Locate each line of the material that contains "surat", then return it.

* START Record excerpts *

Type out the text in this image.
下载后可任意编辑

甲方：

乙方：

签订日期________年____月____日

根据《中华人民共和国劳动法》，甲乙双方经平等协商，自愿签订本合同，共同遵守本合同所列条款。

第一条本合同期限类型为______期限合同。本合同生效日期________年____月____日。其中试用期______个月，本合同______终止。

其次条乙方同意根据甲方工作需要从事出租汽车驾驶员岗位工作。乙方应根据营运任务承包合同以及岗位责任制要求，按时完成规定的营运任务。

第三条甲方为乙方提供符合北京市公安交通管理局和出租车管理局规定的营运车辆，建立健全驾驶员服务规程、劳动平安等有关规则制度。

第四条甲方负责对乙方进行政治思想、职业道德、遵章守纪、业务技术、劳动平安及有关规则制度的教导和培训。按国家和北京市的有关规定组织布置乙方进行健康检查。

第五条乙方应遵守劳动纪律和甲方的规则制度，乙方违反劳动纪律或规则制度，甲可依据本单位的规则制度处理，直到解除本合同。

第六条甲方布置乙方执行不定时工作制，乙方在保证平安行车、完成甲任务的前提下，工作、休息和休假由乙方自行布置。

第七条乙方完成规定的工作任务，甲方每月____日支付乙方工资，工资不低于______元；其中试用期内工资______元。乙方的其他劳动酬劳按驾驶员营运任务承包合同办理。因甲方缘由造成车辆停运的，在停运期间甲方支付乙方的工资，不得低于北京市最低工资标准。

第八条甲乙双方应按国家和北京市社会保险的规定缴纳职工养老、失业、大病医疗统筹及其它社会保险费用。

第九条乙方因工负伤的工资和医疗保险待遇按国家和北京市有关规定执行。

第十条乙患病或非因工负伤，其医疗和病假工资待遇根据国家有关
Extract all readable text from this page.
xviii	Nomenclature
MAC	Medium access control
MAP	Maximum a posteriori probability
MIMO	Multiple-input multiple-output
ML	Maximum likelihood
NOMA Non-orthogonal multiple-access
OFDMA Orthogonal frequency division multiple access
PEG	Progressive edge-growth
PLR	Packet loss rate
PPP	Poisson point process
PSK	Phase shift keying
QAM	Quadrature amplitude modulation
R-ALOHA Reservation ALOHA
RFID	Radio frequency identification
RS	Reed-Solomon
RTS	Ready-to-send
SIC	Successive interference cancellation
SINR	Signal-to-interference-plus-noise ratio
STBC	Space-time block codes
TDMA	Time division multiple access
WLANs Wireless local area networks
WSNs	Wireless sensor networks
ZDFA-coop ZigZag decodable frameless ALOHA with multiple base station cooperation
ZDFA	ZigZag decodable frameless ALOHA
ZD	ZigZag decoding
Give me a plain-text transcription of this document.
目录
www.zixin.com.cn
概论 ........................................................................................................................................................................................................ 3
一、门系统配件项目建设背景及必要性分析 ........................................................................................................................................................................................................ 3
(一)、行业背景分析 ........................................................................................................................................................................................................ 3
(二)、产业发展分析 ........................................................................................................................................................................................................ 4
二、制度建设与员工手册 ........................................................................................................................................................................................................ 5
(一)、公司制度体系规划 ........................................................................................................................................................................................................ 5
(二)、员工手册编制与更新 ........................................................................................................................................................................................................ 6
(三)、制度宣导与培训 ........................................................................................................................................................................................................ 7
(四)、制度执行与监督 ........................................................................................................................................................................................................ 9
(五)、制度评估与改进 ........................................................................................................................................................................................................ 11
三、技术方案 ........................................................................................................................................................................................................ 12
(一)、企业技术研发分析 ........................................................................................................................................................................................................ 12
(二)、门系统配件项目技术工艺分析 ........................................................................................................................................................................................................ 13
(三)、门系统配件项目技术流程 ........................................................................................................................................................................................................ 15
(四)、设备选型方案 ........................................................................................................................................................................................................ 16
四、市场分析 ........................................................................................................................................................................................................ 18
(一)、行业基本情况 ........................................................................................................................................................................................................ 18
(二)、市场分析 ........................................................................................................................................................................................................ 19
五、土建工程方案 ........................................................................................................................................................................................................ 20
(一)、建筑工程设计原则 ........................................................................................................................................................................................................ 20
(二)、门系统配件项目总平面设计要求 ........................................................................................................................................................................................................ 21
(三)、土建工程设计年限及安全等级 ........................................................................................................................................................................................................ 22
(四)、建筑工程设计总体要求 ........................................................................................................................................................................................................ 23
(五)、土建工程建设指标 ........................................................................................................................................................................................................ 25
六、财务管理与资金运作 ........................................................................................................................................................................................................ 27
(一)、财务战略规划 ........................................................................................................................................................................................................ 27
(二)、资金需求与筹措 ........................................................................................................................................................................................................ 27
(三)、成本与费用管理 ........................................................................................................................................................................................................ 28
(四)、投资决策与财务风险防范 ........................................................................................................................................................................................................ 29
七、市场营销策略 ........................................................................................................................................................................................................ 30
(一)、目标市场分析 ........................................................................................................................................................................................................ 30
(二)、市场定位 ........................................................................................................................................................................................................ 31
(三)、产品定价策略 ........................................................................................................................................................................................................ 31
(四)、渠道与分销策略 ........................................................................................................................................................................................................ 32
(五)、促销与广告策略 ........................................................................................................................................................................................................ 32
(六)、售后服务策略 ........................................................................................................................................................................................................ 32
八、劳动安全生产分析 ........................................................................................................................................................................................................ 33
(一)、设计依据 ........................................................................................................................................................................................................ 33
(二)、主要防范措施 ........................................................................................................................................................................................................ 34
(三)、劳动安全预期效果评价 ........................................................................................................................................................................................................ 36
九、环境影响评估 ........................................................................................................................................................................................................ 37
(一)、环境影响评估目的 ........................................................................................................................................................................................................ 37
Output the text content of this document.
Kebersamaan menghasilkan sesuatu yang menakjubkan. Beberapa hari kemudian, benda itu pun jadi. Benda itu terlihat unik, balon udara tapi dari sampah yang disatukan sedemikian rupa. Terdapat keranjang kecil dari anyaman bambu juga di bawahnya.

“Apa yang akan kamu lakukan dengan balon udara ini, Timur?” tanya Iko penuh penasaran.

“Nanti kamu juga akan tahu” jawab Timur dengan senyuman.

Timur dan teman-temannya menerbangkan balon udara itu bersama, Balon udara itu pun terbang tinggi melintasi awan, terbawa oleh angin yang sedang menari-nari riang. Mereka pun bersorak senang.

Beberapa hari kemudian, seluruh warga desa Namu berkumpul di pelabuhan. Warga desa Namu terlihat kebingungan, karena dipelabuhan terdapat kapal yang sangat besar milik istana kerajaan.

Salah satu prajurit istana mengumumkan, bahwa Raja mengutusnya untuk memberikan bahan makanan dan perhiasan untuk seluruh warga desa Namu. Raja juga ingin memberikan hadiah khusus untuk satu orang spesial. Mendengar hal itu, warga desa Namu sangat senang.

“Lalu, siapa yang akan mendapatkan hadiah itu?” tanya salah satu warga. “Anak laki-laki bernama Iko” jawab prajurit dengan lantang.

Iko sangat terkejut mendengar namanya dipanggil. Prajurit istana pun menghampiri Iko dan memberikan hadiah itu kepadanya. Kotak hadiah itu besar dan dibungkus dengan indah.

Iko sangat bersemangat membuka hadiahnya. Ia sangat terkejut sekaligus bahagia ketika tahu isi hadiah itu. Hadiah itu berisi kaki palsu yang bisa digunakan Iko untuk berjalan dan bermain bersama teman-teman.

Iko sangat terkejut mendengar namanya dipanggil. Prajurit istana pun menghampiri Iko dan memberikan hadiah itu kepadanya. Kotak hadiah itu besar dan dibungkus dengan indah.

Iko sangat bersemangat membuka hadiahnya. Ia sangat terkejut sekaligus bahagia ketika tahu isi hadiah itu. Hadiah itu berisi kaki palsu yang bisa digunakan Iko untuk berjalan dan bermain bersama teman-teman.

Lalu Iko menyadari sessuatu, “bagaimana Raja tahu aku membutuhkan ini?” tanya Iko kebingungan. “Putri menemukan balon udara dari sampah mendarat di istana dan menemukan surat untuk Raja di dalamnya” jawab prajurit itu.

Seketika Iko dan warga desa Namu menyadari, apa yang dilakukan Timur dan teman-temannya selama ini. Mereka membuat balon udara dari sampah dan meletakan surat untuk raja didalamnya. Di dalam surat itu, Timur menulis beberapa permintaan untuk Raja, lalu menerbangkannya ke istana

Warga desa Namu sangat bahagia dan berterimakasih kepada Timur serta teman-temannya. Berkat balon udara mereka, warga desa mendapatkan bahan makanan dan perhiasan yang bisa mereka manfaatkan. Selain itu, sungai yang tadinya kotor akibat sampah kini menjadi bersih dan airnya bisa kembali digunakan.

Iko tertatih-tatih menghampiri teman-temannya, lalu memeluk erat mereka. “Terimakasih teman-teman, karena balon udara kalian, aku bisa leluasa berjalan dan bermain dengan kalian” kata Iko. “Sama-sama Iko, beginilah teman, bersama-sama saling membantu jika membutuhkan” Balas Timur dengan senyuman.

* END Record excerpts *

Full solution ::
Lalu Iko menyadari sessuatu, “bagaimana Raja tahu aku membutuhkan ini?” tanya Iko kebingungan. “Putri menemukan balon udara dari sampah mendarat di istana dan menemukan surat untuk Raja di dalamnya” jawab prajurit itu.
Seketika Iko dan warga desa Namu menyadari, apa yang dilakukan Timur dan teman-temannya selama ini. Mereka membuat balon udara dari sampah dan meletakan surat untuk raja didalamnya. Di dalam surat itu, Timur menulis beberapa permintaan untuk Raja, lalu menerbangkannya ke istana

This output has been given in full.